#### Goal of the exercise:
Turn every line of the material below into a numbered list, skipping blank lines and leaving out the pictures.

#### Provided material:
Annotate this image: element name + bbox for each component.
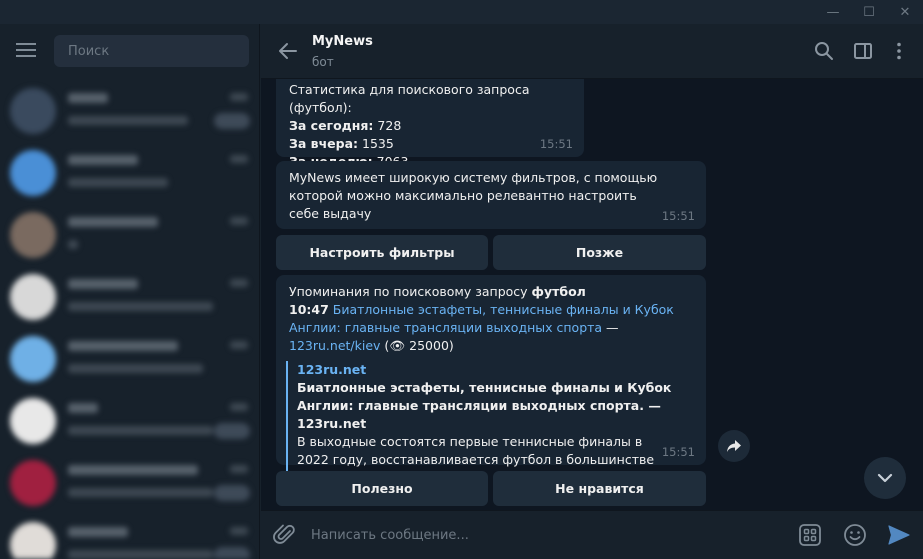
chat-preview-placeholder (68, 302, 213, 311)
avatar (10, 398, 56, 444)
views-count: 25000) (405, 338, 454, 353)
chat-name-placeholder (68, 279, 138, 289)
mention-query: футбол (531, 284, 586, 299)
chat-name-placeholder (68, 403, 98, 413)
search-input[interactable] (54, 35, 249, 67)
message-area: Статистика для поискового запроса (футбо… (261, 79, 923, 510)
mention-message: Упоминания по поисковому запросу футбол … (276, 275, 706, 487)
mention-heading: Упоминания по поисковому запросу футбол (289, 284, 586, 299)
hamburger-menu-icon[interactable] (16, 43, 36, 57)
chat-name-placeholder (68, 155, 138, 165)
stats-message: Статистика для поискового запроса (футбо… (276, 79, 584, 169)
chat-preview-placeholder (68, 178, 168, 187)
chat-name-placeholder (68, 217, 158, 227)
message-time: 15:51 (661, 209, 695, 223)
chat-preview-placeholder (68, 488, 213, 497)
stats-row-yesterday: За вчера: 1535 (289, 136, 394, 151)
chat-list-item[interactable] (0, 266, 260, 328)
chat-time-placeholder (230, 93, 248, 101)
chat-name-placeholder (68, 527, 128, 537)
dislike-button[interactable]: Не нравится (493, 471, 706, 506)
chat-time-placeholder (230, 403, 248, 411)
preview-site: 123ru.net (297, 362, 367, 377)
filters-text: MyNews имеет широкую систему фильтров, с… (289, 170, 658, 221)
chat-preview-placeholder (68, 240, 78, 249)
mention-time-label: 10:47 (289, 302, 329, 317)
chat-preview-placeholder (68, 550, 213, 559)
avatar (10, 460, 56, 506)
chat-time-placeholder (230, 155, 248, 163)
chat-preview-placeholder (68, 116, 188, 125)
forward-button[interactable] (718, 430, 750, 462)
emoji-icon[interactable] (843, 523, 867, 547)
chat-list-item[interactable] (0, 142, 260, 204)
chat-time-placeholder (230, 527, 248, 535)
chat-name-placeholder (68, 93, 108, 103)
bot-keyboard-icon[interactable] (798, 523, 822, 547)
preview-title: Биатлонные эстафеты, теннисные финалы и … (297, 380, 672, 431)
mention-body: 10:47 Биатлонные эстафеты, теннисные фин… (289, 302, 674, 353)
avatar (10, 336, 56, 382)
source-link[interactable]: 123ru.net/kiev (289, 338, 380, 353)
sidebar-toggle-icon[interactable] (853, 41, 873, 61)
chat-list-item[interactable] (0, 390, 260, 452)
chat-subtitle: бот (312, 55, 334, 69)
stats-heading: Статистика для поискового запроса (футбо… (289, 82, 530, 115)
unread-badge (214, 547, 250, 559)
send-icon[interactable] (887, 523, 911, 547)
window-titlebar: — ☐ ✕ (0, 0, 923, 24)
close-button[interactable]: ✕ (888, 0, 922, 24)
chat-list-item[interactable] (0, 514, 260, 559)
forward-icon (727, 440, 741, 452)
more-vertical-icon[interactable] (889, 41, 909, 61)
eye-icon: 👁 (389, 338, 406, 353)
chevron-down-icon (877, 473, 893, 483)
chat-list-item[interactable] (0, 204, 260, 266)
avatar (10, 88, 56, 134)
chat-time-placeholder (230, 217, 248, 225)
chat-preview-placeholder (68, 364, 203, 373)
useful-button[interactable]: Полезно (276, 471, 488, 506)
message-input[interactable] (311, 521, 781, 549)
chat-list-item[interactable] (0, 452, 260, 514)
avatar (10, 212, 56, 258)
chat-header: MyNews бот (261, 24, 923, 79)
avatar (10, 274, 56, 320)
configure-filters-button[interactable]: Настроить фильтры (276, 235, 488, 270)
stats-row-today: За сегодня: 728 (289, 118, 402, 133)
message-time: 15:51 (661, 445, 695, 459)
minimize-button[interactable]: — (816, 0, 850, 24)
chat-time-placeholder (230, 465, 248, 473)
message-time: 15:51 (539, 137, 573, 151)
sidebar (0, 24, 260, 559)
chat-title[interactable]: MyNews (312, 34, 373, 49)
message-composer (261, 510, 923, 559)
unread-badge (214, 423, 250, 439)
chat-name-placeholder (68, 341, 178, 351)
maximize-button[interactable]: ☐ (852, 0, 886, 24)
unread-badge (214, 113, 250, 129)
chat-list (0, 80, 260, 559)
link-preview[interactable]: 123ru.net Биатлонные эстафеты, теннисные… (286, 361, 693, 487)
search-icon[interactable] (814, 41, 834, 61)
scroll-to-bottom-button[interactable] (864, 457, 906, 499)
chat-list-item[interactable] (0, 80, 260, 142)
chat-preview-placeholder (68, 426, 213, 435)
paperclip-icon[interactable] (273, 523, 297, 547)
avatar (10, 150, 56, 196)
unread-badge (214, 485, 250, 501)
chat-name-placeholder (68, 465, 198, 475)
back-arrow-icon[interactable] (277, 40, 299, 62)
chat-time-placeholder (230, 341, 248, 349)
chat-time-placeholder (230, 279, 248, 287)
later-button[interactable]: Позже (493, 235, 706, 270)
avatar (10, 522, 56, 559)
filters-message: MyNews имеет широкую систему фильтров, с… (276, 161, 706, 229)
chat-list-item[interactable] (0, 328, 260, 390)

#### Reply:
1. Annotate this image: element name + bbox for each component.
2. chat-preview-placeholder (68, 302, 213, 311)
3. avatar (10, 398, 56, 444)
4. views-count: 25000) (405, 338, 454, 353)
5. chat-name-placeholder (68, 279, 138, 289)
6. mention-query: футбол (531, 284, 586, 299)
7. chat-name-placeholder (68, 403, 98, 413)
8. search-input[interactable] (54, 35, 249, 67)
9. message-area: Статистика для поискового запроса (футбо… (261, 79, 923, 510)
10. mention-message: Упоминания по поисковому запросу футбол … (276, 275, 706, 487)
11. mention-heading: Упоминания по поисковому запросу футбол (289, 284, 586, 299)
12. hamburger-menu-icon[interactable] (16, 43, 36, 57)
13. chat-name-placeholder (68, 155, 138, 165)
14. stats-message: Статистика для поискового запроса (футбо… (276, 79, 584, 169)
15. chat-preview-placeholder (68, 178, 168, 187)
16. chat-name-placeholder (68, 217, 158, 227)
17. message-time: 15:51 (661, 209, 695, 223)
18. chat-preview-placeholder (68, 488, 213, 497)
19. stats-row-yesterday: За вчера: 1535 (289, 136, 394, 151)
20. chat-list-item[interactable] (0, 266, 260, 328)
21. chat-time-placeholder (230, 93, 248, 101)
22. chat-name-placeholder (68, 527, 128, 537)
23. dislike-button[interactable]: Не нравится (493, 471, 706, 506)
24. chat-time-placeholder (230, 403, 248, 411)
25. preview-site: 123ru.net (297, 362, 367, 377)
26. filters-text: MyNews имеет широкую систему фильтров, с… (289, 170, 658, 221)
27. chat-preview-placeholder (68, 240, 78, 249)
28. mention-time-label: 10:47 (289, 302, 329, 317)
29. chat-preview-placeholder (68, 550, 213, 559)
30. avatar (10, 460, 56, 506)
31. chat-time-placeholder (230, 155, 248, 163)
32. chat-preview-placeholder (68, 116, 188, 125)
33. forward-button[interactable] (718, 430, 750, 462)
34. emoji-icon[interactable] (843, 523, 867, 547)
35. chat-list-item[interactable] (0, 142, 260, 204)
36. chat-time-placeholder (230, 527, 248, 535)
37. chat-name-placeholder (68, 93, 108, 103)
38. bot-keyboard-icon[interactable] (798, 523, 822, 547)
39. preview-title: Биатлонные эстафеты, теннисные финалы и … (297, 380, 672, 431)
40. mention-body: 10:47 Биатлонные эстафеты, теннисные фин… (289, 302, 674, 353)
41. avatar (10, 336, 56, 382)
42. source-link[interactable]: 123ru.net/kiev (289, 338, 380, 353)
43. sidebar-toggle-icon[interactable] (853, 41, 873, 61)
44. chat-list-item[interactable] (0, 390, 260, 452)
45. chat-subtitle: бот (312, 55, 334, 69)
46. stats-heading: Статистика для поискового запроса (футбо… (289, 82, 530, 115)
47. unread-badge (214, 547, 250, 559)
48. send-icon[interactable] (887, 523, 911, 547)
49. window-titlebar: — ☐ ✕ (0, 0, 923, 24)
50. close-button[interactable]: ✕ (888, 0, 922, 24)
51. chat-list-item[interactable] (0, 514, 260, 559)
52. forward-icon (727, 440, 741, 452)
53. more-vertical-icon[interactable] (889, 41, 909, 61)
54. eye-icon: 👁 (389, 338, 406, 353)
55. chevron-down-icon (877, 473, 893, 483)
56. chat-list-item[interactable] (0, 204, 260, 266)
57. avatar (10, 88, 56, 134)
58. chat-time-placeholder (230, 217, 248, 225)
59. chat-preview-placeholder (68, 364, 203, 373)
60. useful-button[interactable]: Полезно (276, 471, 488, 506)
61. message-input[interactable] (311, 521, 781, 549)
62. chat-list-item[interactable] (0, 452, 260, 514)
63. avatar (10, 212, 56, 258)
64. chat-header: MyNews бот (261, 24, 923, 79)
65. avatar (10, 274, 56, 320)
66. configure-filters-button[interactable]: Настроить фильтры (276, 235, 488, 270)
67. stats-row-today: За сегодня: 728 (289, 118, 402, 133)
68. message-time: 15:51 (661, 445, 695, 459)
69. minimize-button[interactable]: — (816, 0, 850, 24)
70. chat-time-placeholder (230, 465, 248, 473)
71. message-time: 15:51 (539, 137, 573, 151)
72. sidebar (0, 24, 260, 559)
73. chat-title[interactable]: MyNews (312, 34, 373, 49)
74. message-composer (261, 510, 923, 559)
75. unread-badge (214, 423, 250, 439)
76. chat-name-placeholder (68, 341, 178, 351)
77. maximize-button[interactable]: ☐ (852, 0, 886, 24)
78. unread-badge (214, 113, 250, 129)
79. chat-list (0, 80, 260, 559)
80. link-preview[interactable]: 123ru.net Биатлонные эстафеты, теннисные… (286, 361, 693, 487)
81. search-icon[interactable] (814, 41, 834, 61)
82. scroll-to-bottom-button[interactable] (864, 457, 906, 499)
83. chat-list-item[interactable] (0, 80, 260, 142)
84. chat-preview-placeholder (68, 426, 213, 435)
85. paperclip-icon[interactable] (273, 523, 297, 547)
86. avatar (10, 150, 56, 196)
87. unread-badge (214, 485, 250, 501)
88. chat-name-placeholder (68, 465, 198, 475)
89. back-arrow-icon[interactable] (277, 40, 299, 62)
90. chat-time-placeholder (230, 341, 248, 349)
91. chat-time-placeholder (230, 279, 248, 287)
92. later-button[interactable]: Позже (493, 235, 706, 270)
93. avatar (10, 522, 56, 559)
94. filters-message: MyNews имеет широкую систему фильтров, с… (276, 161, 706, 229)
95. chat-list-item[interactable] (0, 328, 260, 390)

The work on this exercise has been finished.